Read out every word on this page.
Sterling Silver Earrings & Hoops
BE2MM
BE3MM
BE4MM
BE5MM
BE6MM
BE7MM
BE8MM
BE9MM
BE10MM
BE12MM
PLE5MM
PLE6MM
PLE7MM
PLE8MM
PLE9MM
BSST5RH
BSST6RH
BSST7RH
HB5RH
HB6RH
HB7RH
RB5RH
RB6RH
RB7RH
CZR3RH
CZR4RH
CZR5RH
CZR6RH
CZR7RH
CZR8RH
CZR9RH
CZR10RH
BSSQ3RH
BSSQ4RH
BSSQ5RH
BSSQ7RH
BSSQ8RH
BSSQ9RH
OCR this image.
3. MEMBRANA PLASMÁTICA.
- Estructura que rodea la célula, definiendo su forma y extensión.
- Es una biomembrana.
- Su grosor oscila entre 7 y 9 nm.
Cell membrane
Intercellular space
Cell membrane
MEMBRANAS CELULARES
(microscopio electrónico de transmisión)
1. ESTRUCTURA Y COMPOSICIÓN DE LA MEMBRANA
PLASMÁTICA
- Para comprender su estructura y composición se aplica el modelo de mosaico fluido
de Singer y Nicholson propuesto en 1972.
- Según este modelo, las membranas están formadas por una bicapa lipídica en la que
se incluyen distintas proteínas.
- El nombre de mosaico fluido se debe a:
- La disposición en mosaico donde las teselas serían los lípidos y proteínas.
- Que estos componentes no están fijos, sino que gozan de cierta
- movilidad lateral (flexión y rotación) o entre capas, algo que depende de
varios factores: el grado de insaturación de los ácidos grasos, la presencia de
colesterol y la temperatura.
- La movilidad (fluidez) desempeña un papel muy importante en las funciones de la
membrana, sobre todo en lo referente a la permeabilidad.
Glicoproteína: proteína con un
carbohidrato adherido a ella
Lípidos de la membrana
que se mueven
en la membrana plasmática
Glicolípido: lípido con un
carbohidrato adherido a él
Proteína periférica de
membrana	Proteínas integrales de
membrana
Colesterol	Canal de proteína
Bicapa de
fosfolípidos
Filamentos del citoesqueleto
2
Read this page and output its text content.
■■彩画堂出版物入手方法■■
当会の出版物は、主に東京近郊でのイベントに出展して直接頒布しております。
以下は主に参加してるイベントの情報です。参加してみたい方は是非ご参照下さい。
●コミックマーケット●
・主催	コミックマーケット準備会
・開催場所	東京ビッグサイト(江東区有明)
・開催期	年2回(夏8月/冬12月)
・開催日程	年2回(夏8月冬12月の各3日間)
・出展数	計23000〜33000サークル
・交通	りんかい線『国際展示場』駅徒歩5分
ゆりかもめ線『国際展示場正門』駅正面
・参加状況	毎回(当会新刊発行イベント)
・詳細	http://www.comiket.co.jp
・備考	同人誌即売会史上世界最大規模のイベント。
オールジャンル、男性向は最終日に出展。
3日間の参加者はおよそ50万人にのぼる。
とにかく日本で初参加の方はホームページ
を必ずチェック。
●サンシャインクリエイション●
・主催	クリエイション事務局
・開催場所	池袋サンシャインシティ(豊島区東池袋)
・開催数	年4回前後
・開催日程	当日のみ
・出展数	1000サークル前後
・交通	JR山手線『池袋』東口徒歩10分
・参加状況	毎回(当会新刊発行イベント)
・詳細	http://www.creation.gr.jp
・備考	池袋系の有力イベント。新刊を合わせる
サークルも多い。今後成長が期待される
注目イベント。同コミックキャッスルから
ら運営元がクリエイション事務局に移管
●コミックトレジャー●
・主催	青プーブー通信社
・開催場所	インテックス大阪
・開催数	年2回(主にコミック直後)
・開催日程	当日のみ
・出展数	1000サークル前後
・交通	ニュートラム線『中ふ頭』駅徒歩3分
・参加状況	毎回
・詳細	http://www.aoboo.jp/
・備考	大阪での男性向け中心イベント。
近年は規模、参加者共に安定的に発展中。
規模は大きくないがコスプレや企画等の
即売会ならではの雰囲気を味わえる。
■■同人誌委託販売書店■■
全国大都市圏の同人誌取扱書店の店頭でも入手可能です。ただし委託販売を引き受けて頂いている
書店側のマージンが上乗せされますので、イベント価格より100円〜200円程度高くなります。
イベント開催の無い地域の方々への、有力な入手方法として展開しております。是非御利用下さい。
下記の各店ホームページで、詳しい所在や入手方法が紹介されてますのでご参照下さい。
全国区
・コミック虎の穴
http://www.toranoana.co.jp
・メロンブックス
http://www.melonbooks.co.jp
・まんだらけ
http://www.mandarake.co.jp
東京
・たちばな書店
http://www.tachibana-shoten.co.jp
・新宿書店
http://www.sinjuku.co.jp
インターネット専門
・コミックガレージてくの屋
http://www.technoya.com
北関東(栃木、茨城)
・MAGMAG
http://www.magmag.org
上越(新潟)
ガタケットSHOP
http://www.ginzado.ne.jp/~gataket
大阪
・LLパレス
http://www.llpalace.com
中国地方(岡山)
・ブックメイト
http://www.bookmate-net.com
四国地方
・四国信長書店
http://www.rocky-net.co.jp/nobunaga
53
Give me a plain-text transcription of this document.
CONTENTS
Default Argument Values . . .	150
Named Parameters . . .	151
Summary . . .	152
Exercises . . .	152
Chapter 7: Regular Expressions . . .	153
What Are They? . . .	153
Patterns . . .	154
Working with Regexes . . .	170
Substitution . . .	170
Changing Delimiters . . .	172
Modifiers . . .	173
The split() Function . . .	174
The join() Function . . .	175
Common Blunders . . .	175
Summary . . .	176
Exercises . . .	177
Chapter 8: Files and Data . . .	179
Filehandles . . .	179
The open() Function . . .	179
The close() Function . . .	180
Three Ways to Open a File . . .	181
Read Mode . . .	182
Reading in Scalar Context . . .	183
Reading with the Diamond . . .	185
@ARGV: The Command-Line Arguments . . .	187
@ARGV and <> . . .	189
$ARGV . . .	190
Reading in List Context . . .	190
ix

### Short task
Copy the data above exactly. Every line must be included.

### Expected output
Read out every word on this page.
Sterling Silver Earrings & Hoops
BE2MM
BE3MM
BE4MM
BE5MM
BE6MM
BE7MM
BE8MM
BE9MM
BE10MM
BE12MM
PLE5MM
PLE6MM
PLE7MM
PLE8MM
PLE9MM
BSST5RH
BSST6RH
BSST7RH
HB5RH
HB6RH
HB7RH
RB5RH
RB6RH
RB7RH
CZR3RH
CZR4RH
CZR5RH
CZR6RH
CZR7RH
CZR8RH
CZR9RH
CZR10RH
BSSQ3RH
BSSQ4RH
BSSQ5RH
BSSQ7RH
BSSQ8RH
BSSQ9RH
OCR this image.
3. MEMBRANA PLASMÁTICA.
- Estructura que rodea la célula, definiendo su forma y extensión.
- Es una biomembrana.
- Su grosor oscila entre 7 y 9 nm.
Cell membrane
Intercellular space
Cell membrane
MEMBRANAS CELULARES
(microscopio electrónico de transmisión)
1. ESTRUCTURA Y COMPOSICIÓN DE LA MEMBRANA
PLASMÁTICA
- Para comprender su estructura y composición se aplica el modelo de mosaico fluido
de Singer y Nicholson propuesto en 1972.
- Según este modelo, las membranas están formadas por una bicapa lipídica en la que
se incluyen distintas proteínas.
- El nombre de mosaico fluido se debe a:
- La disposición en mosaico donde las teselas serían los lípidos y proteínas.
- Que estos componentes no están fijos, sino que gozan de cierta
- movilidad lateral (flexión y rotación) o entre capas, algo que depende de
varios factores: el grado de insaturación de los ácidos grasos, la presencia de
colesterol y la temperatura.
- La movilidad (fluidez) desempeña un papel muy importante en las funciones de la
membrana, sobre todo en lo referente a la permeabilidad.
Glicoproteína: proteína con un
carbohidrato adherido a ella
Lípidos de la membrana
que se mueven
en la membrana plasmática
Glicolípido: lípido con un
carbohidrato adherido a él
Proteína periférica de
membrana	Proteínas integrales de
membrana
Colesterol	Canal de proteína
Bicapa de
fosfolípidos
Filamentos del citoesqueleto
2
Read this page and output its text content.
■■彩画堂出版物入手方法■■
当会の出版物は、主に東京近郊でのイベントに出展して直接頒布しております。
以下は主に参加してるイベントの情報です。参加してみたい方は是非ご参照下さい。
●コミックマーケット●
・主催	コミックマーケット準備会
・開催場所	東京ビッグサイト(江東区有明)
・開催期	年2回(夏8月/冬12月)
・開催日程	年2回(夏8月冬12月の各3日間)
・出展数	計23000〜33000サークル
・交通	りんかい線『国際展示場』駅徒歩5分
ゆりかもめ線『国際展示場正門』駅正面
・参加状況	毎回(当会新刊発行イベント)
・詳細	http://www.comiket.co.jp
・備考	同人誌即売会史上世界最大規模のイベント。
オールジャンル、男性向は最終日に出展。
3日間の参加者はおよそ50万人にのぼる。
とにかく日本で初参加の方はホームページ
を必ずチェック。
●サンシャインクリエイション●
・主催	クリエイション事務局
・開催場所	池袋サンシャインシティ(豊島区東池袋)
・開催数	年4回前後
・開催日程	当日のみ
・出展数	1000サークル前後
・交通	JR山手線『池袋』東口徒歩10分
・参加状況	毎回(当会新刊発行イベント)
・詳細	http://www.creation.gr.jp
・備考	池袋系の有力イベント。新刊を合わせる
サークルも多い。今後成長が期待される
注目イベント。同コミックキャッスルから
ら運営元がクリエイション事務局に移管
●コミックトレジャー●
・主催	青プーブー通信社
・開催場所	インテックス大阪
・開催数	年2回(主にコミック直後)
・開催日程	当日のみ
・出展数	1000サークル前後
・交通	ニュートラム線『中ふ頭』駅徒歩3分
・参加状況	毎回
・詳細	http://www.aoboo.jp/
・備考	大阪での男性向け中心イベント。
近年は規模、参加者共に安定的に発展中。
規模は大きくないがコスプレや企画等の
即売会ならではの雰囲気を味わえる。
■■同人誌委託販売書店■■
全国大都市圏の同人誌取扱書店の店頭でも入手可能です。ただし委託販売を引き受けて頂いている
書店側のマージンが上乗せされますので、イベント価格より100円〜200円程度高くなります。
イベント開催の無い地域の方々への、有力な入手方法として展開しております。是非御利用下さい。
下記の各店ホームページで、詳しい所在や入手方法が紹介されてますのでご参照下さい。
全国区
・コミック虎の穴
http://www.toranoana.co.jp
・メロンブックス
http://www.melonbooks.co.jp
・まんだらけ
http://www.mandarake.co.jp
東京
・たちばな書店
http://www.tachibana-shoten.co.jp
・新宿書店
http://www.sinjuku.co.jp
インターネット専門
・コミックガレージてくの屋
http://www.technoya.com
北関東(栃木、茨城)
・MAGMAG
http://www.magmag.org
上越(新潟)
ガタケットSHOP
http://www.ginzado.ne.jp/~gataket
大阪
・LLパレス
http://www.llpalace.com
中国地方(岡山)
・ブックメイト
http://www.bookmate-net.com
四国地方
・四国信長書店
http://www.rocky-net.co.jp/nobunaga
53
Give me a plain-text transcription of this document.
CONTENTS
Default Argument Values . . .	150
Named Parameters . . .	151
Summary . . .	152
Exercises . . .	152
Chapter 7: Regular Expressions . . .	153
What Are They? . . .	153
Patterns . . .	154
Working with Regexes . . .	170
Substitution . . .	170
Changing Delimiters . . .	172
Modifiers . . .	173
The split() Function . . .	174
The join() Function . . .	175
Common Blunders . . .	175
Summary . . .	176
Exercises . . .	177
Chapter 8: Files and Data . . .	179
Filehandles . . .	179
The open() Function . . .	179
The close() Function . . .	180
Three Ways to Open a File . . .	181
Read Mode . . .	182
Reading in Scalar Context . . .	183
Reading with the Diamond . . .	185
@ARGV: The Command-Line Arguments . . .	187
@ARGV and <> . . .	189
$ARGV . . .	190
Reading in List Context . . .	190
ix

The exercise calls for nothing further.